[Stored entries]

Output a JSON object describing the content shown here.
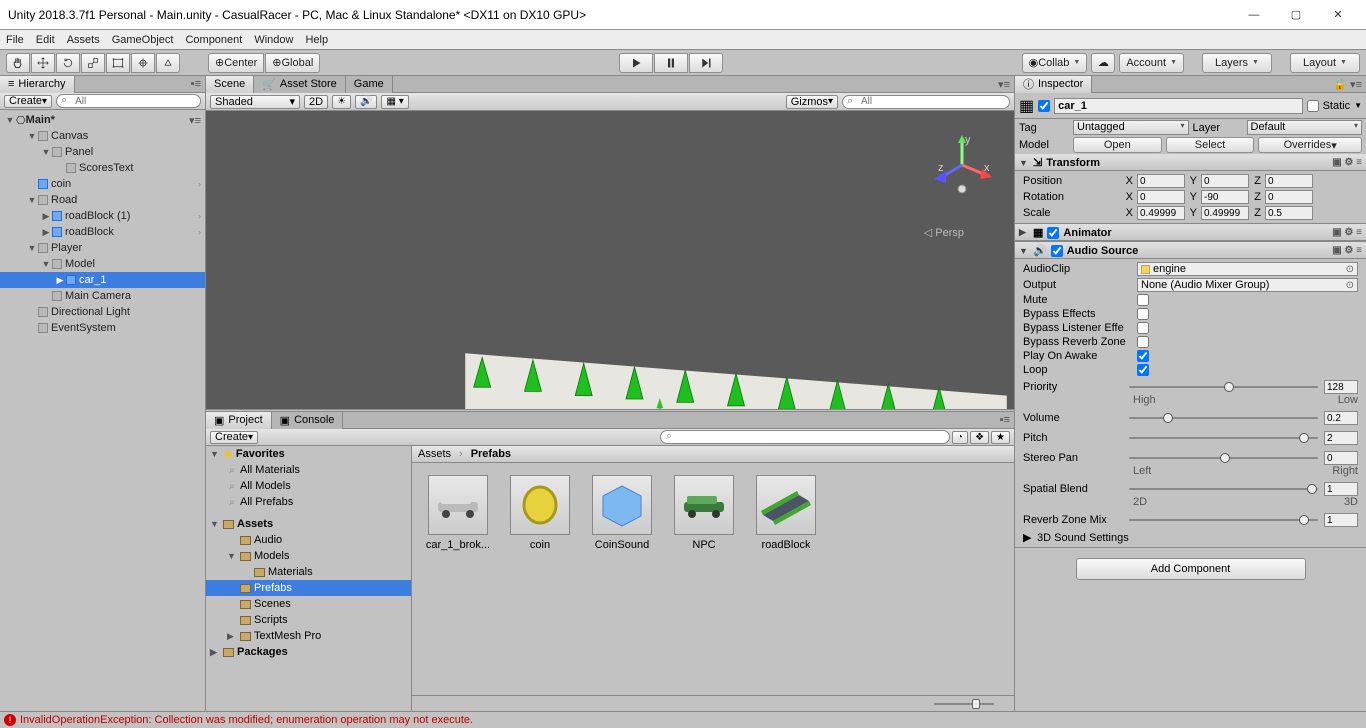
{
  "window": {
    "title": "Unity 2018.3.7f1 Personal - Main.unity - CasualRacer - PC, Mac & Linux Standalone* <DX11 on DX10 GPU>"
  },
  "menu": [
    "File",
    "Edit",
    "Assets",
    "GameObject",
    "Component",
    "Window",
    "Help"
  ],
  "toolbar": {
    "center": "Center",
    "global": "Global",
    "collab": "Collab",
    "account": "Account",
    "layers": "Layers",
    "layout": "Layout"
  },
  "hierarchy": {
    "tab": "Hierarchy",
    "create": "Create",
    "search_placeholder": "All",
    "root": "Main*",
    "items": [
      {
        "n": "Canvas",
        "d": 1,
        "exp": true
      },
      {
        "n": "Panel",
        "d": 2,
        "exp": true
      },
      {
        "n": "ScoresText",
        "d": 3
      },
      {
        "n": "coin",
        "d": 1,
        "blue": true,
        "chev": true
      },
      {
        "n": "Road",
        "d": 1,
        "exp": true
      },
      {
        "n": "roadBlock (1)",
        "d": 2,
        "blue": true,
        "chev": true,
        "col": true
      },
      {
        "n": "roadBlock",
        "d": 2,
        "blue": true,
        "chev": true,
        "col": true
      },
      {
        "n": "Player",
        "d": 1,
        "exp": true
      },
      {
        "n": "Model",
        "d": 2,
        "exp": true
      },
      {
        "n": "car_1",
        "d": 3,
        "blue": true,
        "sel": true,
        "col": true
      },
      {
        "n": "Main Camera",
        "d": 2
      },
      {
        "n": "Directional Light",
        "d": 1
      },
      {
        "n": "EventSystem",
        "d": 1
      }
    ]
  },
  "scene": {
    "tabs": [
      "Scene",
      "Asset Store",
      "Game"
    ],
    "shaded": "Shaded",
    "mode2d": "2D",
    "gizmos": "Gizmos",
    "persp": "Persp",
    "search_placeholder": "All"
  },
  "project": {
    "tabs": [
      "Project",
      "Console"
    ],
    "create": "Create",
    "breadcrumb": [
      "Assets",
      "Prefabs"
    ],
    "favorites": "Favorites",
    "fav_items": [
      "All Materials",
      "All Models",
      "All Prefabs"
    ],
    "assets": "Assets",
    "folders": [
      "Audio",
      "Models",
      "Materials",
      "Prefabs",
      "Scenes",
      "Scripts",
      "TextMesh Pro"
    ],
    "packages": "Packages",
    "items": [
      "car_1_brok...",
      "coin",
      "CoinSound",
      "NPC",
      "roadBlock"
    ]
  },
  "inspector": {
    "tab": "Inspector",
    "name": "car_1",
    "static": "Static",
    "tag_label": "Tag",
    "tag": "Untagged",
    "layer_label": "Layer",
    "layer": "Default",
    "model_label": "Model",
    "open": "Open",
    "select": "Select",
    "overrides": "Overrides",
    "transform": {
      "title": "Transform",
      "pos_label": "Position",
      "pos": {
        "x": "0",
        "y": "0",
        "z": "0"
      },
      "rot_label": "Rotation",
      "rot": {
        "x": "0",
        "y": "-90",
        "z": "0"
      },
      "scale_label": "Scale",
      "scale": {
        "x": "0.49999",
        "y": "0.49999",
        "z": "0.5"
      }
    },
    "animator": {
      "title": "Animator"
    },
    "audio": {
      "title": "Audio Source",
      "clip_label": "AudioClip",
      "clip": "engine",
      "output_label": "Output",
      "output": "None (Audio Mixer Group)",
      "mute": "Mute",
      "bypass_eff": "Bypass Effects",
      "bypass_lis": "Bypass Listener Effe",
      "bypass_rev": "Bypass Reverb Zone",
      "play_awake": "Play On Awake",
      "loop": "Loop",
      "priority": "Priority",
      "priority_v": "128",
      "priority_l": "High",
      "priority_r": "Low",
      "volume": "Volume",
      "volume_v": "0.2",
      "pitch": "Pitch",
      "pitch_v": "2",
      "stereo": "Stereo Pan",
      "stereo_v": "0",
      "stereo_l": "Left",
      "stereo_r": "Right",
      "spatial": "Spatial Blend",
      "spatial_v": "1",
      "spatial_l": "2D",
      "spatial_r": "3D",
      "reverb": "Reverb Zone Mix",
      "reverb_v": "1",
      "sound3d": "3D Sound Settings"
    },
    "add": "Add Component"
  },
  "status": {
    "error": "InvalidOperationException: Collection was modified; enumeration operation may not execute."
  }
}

What is required =
Reproduce all of the material above word for word. Omit the pictures.

Written answer =
Output a JSON object describing the content shown here.
{
  "window": {
    "title": "Unity 2018.3.7f1 Personal - Main.unity - CasualRacer - PC, Mac & Linux Standalone* <DX11 on DX10 GPU>"
  },
  "menu": [
    "File",
    "Edit",
    "Assets",
    "GameObject",
    "Component",
    "Window",
    "Help"
  ],
  "toolbar": {
    "center": "Center",
    "global": "Global",
    "collab": "Collab",
    "account": "Account",
    "layers": "Layers",
    "layout": "Layout"
  },
  "hierarchy": {
    "tab": "Hierarchy",
    "create": "Create",
    "search_placeholder": "All",
    "root": "Main*",
    "items": [
      {
        "n": "Canvas",
        "d": 1,
        "exp": true
      },
      {
        "n": "Panel",
        "d": 2,
        "exp": true
      },
      {
        "n": "ScoresText",
        "d": 3
      },
      {
        "n": "coin",
        "d": 1,
        "blue": true,
        "chev": true
      },
      {
        "n": "Road",
        "d": 1,
        "exp": true
      },
      {
        "n": "roadBlock (1)",
        "d": 2,
        "blue": true,
        "chev": true,
        "col": true
      },
      {
        "n": "roadBlock",
        "d": 2,
        "blue": true,
        "chev": true,
        "col": true
      },
      {
        "n": "Player",
        "d": 1,
        "exp": true
      },
      {
        "n": "Model",
        "d": 2,
        "exp": true
      },
      {
        "n": "car_1",
        "d": 3,
        "blue": true,
        "sel": true,
        "col": true
      },
      {
        "n": "Main Camera",
        "d": 2
      },
      {
        "n": "Directional Light",
        "d": 1
      },
      {
        "n": "EventSystem",
        "d": 1
      }
    ]
  },
  "scene": {
    "tabs": [
      "Scene",
      "Asset Store",
      "Game"
    ],
    "shaded": "Shaded",
    "mode2d": "2D",
    "gizmos": "Gizmos",
    "persp": "Persp",
    "search_placeholder": "All"
  },
  "project": {
    "tabs": [
      "Project",
      "Console"
    ],
    "create": "Create",
    "breadcrumb": [
      "Assets",
      "Prefabs"
    ],
    "favorites": "Favorites",
    "fav_items": [
      "All Materials",
      "All Models",
      "All Prefabs"
    ],
    "assets": "Assets",
    "folders": [
      "Audio",
      "Models",
      "Materials",
      "Prefabs",
      "Scenes",
      "Scripts",
      "TextMesh Pro"
    ],
    "packages": "Packages",
    "items": [
      "car_1_brok...",
      "coin",
      "CoinSound",
      "NPC",
      "roadBlock"
    ]
  },
  "inspector": {
    "tab": "Inspector",
    "name": "car_1",
    "static": "Static",
    "tag_label": "Tag",
    "tag": "Untagged",
    "layer_label": "Layer",
    "layer": "Default",
    "model_label": "Model",
    "open": "Open",
    "select": "Select",
    "overrides": "Overrides",
    "transform": {
      "title": "Transform",
      "pos_label": "Position",
      "pos": {
        "x": "0",
        "y": "0",
        "z": "0"
      },
      "rot_label": "Rotation",
      "rot": {
        "x": "0",
        "y": "-90",
        "z": "0"
      },
      "scale_label": "Scale",
      "scale": {
        "x": "0.49999",
        "y": "0.49999",
        "z": "0.5"
      }
    },
    "animator": {
      "title": "Animator"
    },
    "audio": {
      "title": "Audio Source",
      "clip_label": "AudioClip",
      "clip": "engine",
      "output_label": "Output",
      "output": "None (Audio Mixer Group)",
      "mute": "Mute",
      "bypass_eff": "Bypass Effects",
      "bypass_lis": "Bypass Listener Effe",
      "bypass_rev": "Bypass Reverb Zone",
      "play_awake": "Play On Awake",
      "loop": "Loop",
      "priority": "Priority",
      "priority_v": "128",
      "priority_l": "High",
      "priority_r": "Low",
      "volume": "Volume",
      "volume_v": "0.2",
      "pitch": "Pitch",
      "pitch_v": "2",
      "stereo": "Stereo Pan",
      "stereo_v": "0",
      "stereo_l": "Left",
      "stereo_r": "Right",
      "spatial": "Spatial Blend",
      "spatial_v": "1",
      "spatial_l": "2D",
      "spatial_r": "3D",
      "reverb": "Reverb Zone Mix",
      "reverb_v": "1",
      "sound3d": "3D Sound Settings"
    },
    "add": "Add Component"
  },
  "status": {
    "error": "InvalidOperationException: Collection was modified; enumeration operation may not execute."
  }
}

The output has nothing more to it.